── Brano da esaminare ──

Le foto dello spettacolo sono di Charles Azzopardi, di Renato Mangolin e di Quinn Pendleton

Le Nina’s Drag Queens e Dragpennyopera

Sabato sera al teatro Colosseo conclusione della stagione del Baretti

La prima stagione del teatro Baretti , intitolata “Regine” e capitanata dal direttore Sax Nicosia, ha preso avvio con le Nina’sDrag Queens e con loro terminerà stasera e sabato sera al teatro Colosseo alle 21 con “Dragpennyopera”.

Per la regia di Sax Nicosia, siamo di fronte ad una  storia di amore, morte, sesso e soldi  sullo sfondo di una città corrotta en travesti. Sono donne che tradiscono, che lottano, donne che si usano a vicenda. Cuori neri dalla nascita e anneriti dalla vita,  che pulsano vitali in uno scenario desolato. Si tratta di uno degli spettacoli più iconici di una compagnia iconica, rappresentato per la prima volta a Torino.

“Volevo dare la possibilità  a tutti i fan del Baretti di vedere uno show a un prezzo più basso rispetto ai circuiti teatrali – spiega Sax Nicosia – e siamo stati sostenuti dalle persone di San Salvario in questa stagione, che ha visto il pubblico aumentare del 30 per cento. Dragpennyopera è  uno spettacolo sontuoso che non poteva essere rappresentato al Baretti, così ci ha ospitati il Colosseo”.

“Le Nina’s si caratterizzano per interpretare e rivisitare i grandi classici della letteratura e del teatro, da Checov a Shakespeare “  – prosegue Sax Nicosia. Macheath è  l’unico uomo, il bandito, l’eterno assente, e suscita in questi cuori sentimenti neri assoluti. Amato, odiato e agognato.

La composizione di questo spettacolo si ispira a The Beggar’sOpera di John Gay, commedia musicale scritta nel 1728, in cui l’autore miscelava la musica colta alla canzone da osteria, la presa in giro del “gran teatro”, la satira più  nera e adatta a canzoni già note al pubblico, fossero ballate o arie d’opera. Il linguaggio teatrale delle Nina ‘s Drag Queens è  un pastone di citazioni, parodie affettuose, brani cantati in playback, attinti dal panorama della musica contemporanea e reinventati in un gioco scenico.

La Compagnia di Nina’s Drag Queens è formata da attori e danzatori che hanno scelto di coniugare teatro e arti performative intorno alla figura eclettica e irriverente della Drag Queen, vera e propria maschera post moderna, in un  percorso di ricerca legato alla rilettura e riscoperta dei classici teatrali. La compagnia propone una riflessione sul ruolo del teatro nella società,  sulle forme in cui una storia può essere esemplare e etica.

“È un’assemblea di attori che chiedono il permesso di parlare. Nel nostro caso siamo di fronte ad un rovesciamento dei ruoli, il travestimento dei personaggi, maschili e femminili,  è un’arma espressiva spiazzante in una società come la nostra ancora profondamente maschilista. È una piccola rivoluzione e le Ninassono portatrici di tutte le istanze, i problemi e le necessità della comunità Lgbtq+”.

Nonostante Sax Nicosia sia in futuro impegnato come coprotagonista in una serie di Netfix e nel primo film da regista di Davide Livermore accanto a Fanny Ardant e Vincent Cassell, la sua priorità rimane il teatro Baretti, dove le Nina’s torneranno con la performance Botanica Queer, una camminata artistica guidata da un biologo, Ulisse Romanò, per mostrare, per esempio al parco del Valentino, il lato queer della natura.

───
── Voci del dataset ──

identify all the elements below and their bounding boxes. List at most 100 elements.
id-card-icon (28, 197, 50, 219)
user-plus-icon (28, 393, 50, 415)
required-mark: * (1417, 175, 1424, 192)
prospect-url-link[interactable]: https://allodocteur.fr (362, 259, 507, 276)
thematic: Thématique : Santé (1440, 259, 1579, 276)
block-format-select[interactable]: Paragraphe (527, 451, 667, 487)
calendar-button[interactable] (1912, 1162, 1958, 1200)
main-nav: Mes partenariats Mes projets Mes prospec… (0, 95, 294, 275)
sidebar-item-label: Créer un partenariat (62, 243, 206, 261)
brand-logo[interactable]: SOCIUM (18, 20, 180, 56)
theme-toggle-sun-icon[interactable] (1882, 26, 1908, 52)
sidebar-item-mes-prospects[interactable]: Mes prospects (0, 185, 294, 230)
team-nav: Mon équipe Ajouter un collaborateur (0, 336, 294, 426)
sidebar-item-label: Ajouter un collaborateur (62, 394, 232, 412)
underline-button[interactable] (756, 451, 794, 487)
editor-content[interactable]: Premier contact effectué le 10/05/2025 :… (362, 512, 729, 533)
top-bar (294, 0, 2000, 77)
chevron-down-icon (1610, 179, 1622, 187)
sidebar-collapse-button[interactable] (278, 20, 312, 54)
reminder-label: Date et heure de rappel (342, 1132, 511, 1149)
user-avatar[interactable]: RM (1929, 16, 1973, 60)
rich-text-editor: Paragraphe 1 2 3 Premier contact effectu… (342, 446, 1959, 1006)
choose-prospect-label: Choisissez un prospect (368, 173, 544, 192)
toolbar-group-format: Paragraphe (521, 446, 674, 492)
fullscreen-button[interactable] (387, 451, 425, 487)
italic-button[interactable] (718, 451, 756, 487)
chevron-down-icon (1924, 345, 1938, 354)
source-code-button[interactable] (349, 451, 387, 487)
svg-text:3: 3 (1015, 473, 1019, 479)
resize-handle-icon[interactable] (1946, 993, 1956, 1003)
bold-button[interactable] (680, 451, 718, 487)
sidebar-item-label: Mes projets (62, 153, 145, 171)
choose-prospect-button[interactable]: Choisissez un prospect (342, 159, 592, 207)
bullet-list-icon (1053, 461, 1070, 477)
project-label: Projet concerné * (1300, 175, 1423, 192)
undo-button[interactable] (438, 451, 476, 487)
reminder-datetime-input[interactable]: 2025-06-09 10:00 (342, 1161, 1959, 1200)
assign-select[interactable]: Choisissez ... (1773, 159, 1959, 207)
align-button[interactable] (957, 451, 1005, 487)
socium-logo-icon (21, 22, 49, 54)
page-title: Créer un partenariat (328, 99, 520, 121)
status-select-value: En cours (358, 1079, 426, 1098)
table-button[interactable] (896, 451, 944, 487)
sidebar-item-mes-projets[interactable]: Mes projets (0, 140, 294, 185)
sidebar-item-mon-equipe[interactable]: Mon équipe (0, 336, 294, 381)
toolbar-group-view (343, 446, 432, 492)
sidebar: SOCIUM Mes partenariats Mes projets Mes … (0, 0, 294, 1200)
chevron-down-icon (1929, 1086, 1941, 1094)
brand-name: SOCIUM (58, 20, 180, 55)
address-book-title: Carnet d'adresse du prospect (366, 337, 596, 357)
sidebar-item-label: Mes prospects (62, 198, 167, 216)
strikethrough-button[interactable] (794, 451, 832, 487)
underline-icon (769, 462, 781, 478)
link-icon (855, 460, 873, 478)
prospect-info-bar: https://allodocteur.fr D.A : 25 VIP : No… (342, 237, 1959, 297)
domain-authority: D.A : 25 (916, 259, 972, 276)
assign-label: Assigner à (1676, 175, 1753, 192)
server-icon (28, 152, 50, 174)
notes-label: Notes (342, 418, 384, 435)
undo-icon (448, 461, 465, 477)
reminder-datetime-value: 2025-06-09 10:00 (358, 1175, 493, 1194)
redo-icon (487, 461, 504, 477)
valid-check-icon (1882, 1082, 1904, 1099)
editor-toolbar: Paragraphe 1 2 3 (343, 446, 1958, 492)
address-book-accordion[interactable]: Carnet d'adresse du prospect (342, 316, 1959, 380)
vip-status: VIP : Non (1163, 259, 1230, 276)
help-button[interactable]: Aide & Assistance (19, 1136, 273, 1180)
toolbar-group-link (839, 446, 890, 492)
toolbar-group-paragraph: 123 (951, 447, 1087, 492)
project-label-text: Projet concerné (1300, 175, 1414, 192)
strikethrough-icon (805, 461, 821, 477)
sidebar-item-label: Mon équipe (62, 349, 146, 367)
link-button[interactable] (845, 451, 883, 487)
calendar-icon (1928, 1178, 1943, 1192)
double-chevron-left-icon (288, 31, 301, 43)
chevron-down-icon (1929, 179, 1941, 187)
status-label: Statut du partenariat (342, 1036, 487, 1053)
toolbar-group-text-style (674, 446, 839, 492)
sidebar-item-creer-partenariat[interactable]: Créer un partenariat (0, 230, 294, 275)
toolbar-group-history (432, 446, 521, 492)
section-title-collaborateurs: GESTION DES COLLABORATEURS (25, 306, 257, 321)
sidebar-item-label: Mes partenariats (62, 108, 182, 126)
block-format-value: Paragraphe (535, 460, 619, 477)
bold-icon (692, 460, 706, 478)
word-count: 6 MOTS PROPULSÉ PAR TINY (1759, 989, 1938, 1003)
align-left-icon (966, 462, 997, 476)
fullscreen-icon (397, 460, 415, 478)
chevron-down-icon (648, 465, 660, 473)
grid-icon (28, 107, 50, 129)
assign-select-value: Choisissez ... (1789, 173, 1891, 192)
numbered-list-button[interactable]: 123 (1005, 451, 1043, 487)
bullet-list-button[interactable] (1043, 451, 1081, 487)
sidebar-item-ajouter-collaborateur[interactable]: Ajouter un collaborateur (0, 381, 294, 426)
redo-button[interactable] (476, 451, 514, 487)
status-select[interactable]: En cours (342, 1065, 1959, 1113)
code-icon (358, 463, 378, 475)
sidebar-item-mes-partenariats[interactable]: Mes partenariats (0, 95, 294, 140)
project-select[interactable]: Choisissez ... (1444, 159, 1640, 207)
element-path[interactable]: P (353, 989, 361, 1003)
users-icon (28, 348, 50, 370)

───

◆ Il problema ◆
Nel tratto dell'articolo su Dragpennyopera che va da "Sabato sera al teatro Colosseo conclusione" fino a "volta a Torino.", sostituisci "Colosseo" con "Carignano" e riporta il passo così modificato.

◆ Esito del compito ◆
Sabato sera al teatro Carignano conclusione della stagione del Baretti

La prima stagione del teatro Baretti , intitolata “Regine” e capitanata dal direttore Sax Nicosia, ha preso avvio con le Nina’sDrag Queens e con loro terminerà stasera e sabato sera al teatro Carignano alle 21 con “Dragpennyopera”.

Per la regia di Sax Nicosia, siamo di fronte ad una  storia di amore, morte, sesso e soldi  sullo sfondo di una città corrotta en travesti. Sono donne che tradiscono, che lottano, donne che si usano a vicenda. Cuori neri dalla nascita e anneriti dalla vita,  che pulsano vitali in uno scenario desolato. Si tratta di uno degli spettacoli più iconici di una compagnia iconica, rappresentato per la prima volta a Torino.